*WHAT IS REQUIRED:*
Count the lines that hold the string "мониторинга". Reply with the number alone.

####################

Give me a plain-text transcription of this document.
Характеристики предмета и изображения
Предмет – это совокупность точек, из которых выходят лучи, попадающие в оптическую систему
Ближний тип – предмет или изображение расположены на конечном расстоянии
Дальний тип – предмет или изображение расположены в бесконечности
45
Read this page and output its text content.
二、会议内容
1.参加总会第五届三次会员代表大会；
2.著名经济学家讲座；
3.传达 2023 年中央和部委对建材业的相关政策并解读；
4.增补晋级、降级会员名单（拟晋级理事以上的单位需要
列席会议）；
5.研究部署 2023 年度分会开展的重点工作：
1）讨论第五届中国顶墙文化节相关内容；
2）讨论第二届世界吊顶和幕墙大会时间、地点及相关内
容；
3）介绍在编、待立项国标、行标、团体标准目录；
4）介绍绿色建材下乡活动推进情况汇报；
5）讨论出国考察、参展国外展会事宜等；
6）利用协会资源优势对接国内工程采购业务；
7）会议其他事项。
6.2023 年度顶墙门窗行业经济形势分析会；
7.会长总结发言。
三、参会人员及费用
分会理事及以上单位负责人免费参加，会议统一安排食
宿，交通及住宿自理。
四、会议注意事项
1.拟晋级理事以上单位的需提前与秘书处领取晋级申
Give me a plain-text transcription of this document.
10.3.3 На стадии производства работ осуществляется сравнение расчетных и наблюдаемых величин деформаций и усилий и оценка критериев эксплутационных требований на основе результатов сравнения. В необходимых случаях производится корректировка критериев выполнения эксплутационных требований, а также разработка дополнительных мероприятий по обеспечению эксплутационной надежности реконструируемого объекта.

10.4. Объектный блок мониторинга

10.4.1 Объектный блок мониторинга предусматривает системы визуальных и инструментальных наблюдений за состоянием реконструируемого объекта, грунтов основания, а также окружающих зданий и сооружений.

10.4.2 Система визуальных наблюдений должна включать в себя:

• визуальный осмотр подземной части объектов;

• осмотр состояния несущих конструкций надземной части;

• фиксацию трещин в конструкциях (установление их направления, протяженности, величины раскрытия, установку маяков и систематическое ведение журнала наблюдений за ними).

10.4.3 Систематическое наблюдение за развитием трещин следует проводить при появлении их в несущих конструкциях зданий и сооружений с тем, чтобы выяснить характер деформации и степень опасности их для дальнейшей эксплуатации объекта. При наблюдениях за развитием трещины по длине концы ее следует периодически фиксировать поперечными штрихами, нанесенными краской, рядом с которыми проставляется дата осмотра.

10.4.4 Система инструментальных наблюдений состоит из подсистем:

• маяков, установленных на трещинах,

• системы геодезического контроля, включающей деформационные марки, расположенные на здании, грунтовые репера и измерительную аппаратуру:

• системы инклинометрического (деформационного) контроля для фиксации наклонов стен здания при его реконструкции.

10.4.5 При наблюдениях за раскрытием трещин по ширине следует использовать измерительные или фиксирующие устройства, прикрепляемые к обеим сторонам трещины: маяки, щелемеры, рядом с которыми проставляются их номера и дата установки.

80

####################

*CORRECT OUTPUT:*
2